# RAW RECORDS
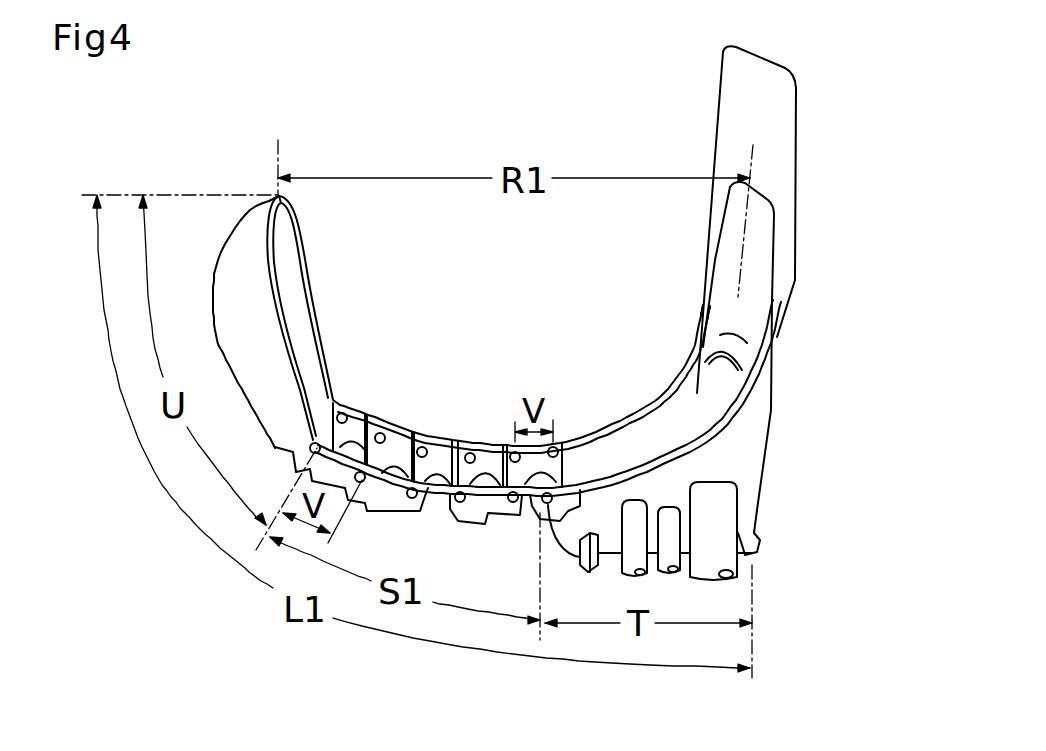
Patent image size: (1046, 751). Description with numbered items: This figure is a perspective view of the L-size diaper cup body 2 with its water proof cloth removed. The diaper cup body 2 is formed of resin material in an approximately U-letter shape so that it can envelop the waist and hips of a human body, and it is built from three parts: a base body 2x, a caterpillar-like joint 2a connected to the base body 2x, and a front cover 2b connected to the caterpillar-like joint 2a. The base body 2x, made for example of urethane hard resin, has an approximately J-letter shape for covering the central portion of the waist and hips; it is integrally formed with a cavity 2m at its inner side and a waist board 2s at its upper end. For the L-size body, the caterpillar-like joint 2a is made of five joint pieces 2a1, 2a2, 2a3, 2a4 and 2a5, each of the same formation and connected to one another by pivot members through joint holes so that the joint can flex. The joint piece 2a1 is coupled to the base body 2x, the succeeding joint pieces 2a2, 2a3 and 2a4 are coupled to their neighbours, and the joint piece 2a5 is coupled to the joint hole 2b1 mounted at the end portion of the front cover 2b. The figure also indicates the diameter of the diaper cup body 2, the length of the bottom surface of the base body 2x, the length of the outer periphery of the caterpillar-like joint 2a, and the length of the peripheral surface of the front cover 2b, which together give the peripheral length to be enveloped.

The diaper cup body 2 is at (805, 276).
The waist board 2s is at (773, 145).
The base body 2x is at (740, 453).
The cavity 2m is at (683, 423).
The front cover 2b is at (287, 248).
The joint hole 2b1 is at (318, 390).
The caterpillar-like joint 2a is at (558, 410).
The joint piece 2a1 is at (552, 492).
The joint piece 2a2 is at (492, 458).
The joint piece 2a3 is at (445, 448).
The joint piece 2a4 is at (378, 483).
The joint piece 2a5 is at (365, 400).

# EXERCISE AIM
Revise the items above, replacing "water proof cloth" with "waterproof cloth" and leaving everything else unchanged. Omit the pictures from your answer.

# RESULT OF THE TASK
Patent image size: (1046, 751). Description with numbered items: This figure is a perspective view of the L-size diaper cup body 2 with its waterproof cloth removed. The diaper cup body 2 is formed of resin material in an approximately U-letter shape so that it can envelop the waist and hips of a human body, and it is built from three parts: a base body 2x, a caterpillar-like joint 2a connected to the base body 2x, and a front cover 2b connected to the caterpillar-like joint 2a. The base body 2x, made for example of urethane hard resin, has an approximately J-letter shape for covering the central portion of the waist and hips; it is integrally formed with a cavity 2m at its inner side and a waist board 2s at its upper end. For the L-size body, the caterpillar-like joint 2a is made of five joint pieces 2a1, 2a2, 2a3, 2a4 and 2a5, each of the same formation and connected to one another by pivot members through joint holes so that the joint can flex. The joint piece 2a1 is coupled to the base body 2x, the succeeding joint pieces 2a2, 2a3 and 2a4 are coupled to their neighbours, and the joint piece 2a5 is coupled to the joint hole 2b1 mounted at the end portion of the front cover 2b. The figure also indicates the diameter of the diaper cup body 2, the length of the bottom surface of the base body 2x, the length of the outer periphery of the caterpillar-like joint 2a, and the length of the peripheral surface of the front cover 2b, which together give the peripheral length to be enveloped.

The diaper cup body 2 is at (805, 276).
The waist board 2s is at (773, 145).
The base body 2x is at (740, 453).
The cavity 2m is at (683, 423).
The front cover 2b is at (287, 248).
The joint hole 2b1 is at (318, 390).
The caterpillar-like joint 2a is at (558, 410).
The joint piece 2a1 is at (552, 492).
The joint piece 2a2 is at (492, 458).
The joint piece 2a3 is at (445, 448).
The joint piece 2a4 is at (378, 483).
The joint piece 2a5 is at (365, 400).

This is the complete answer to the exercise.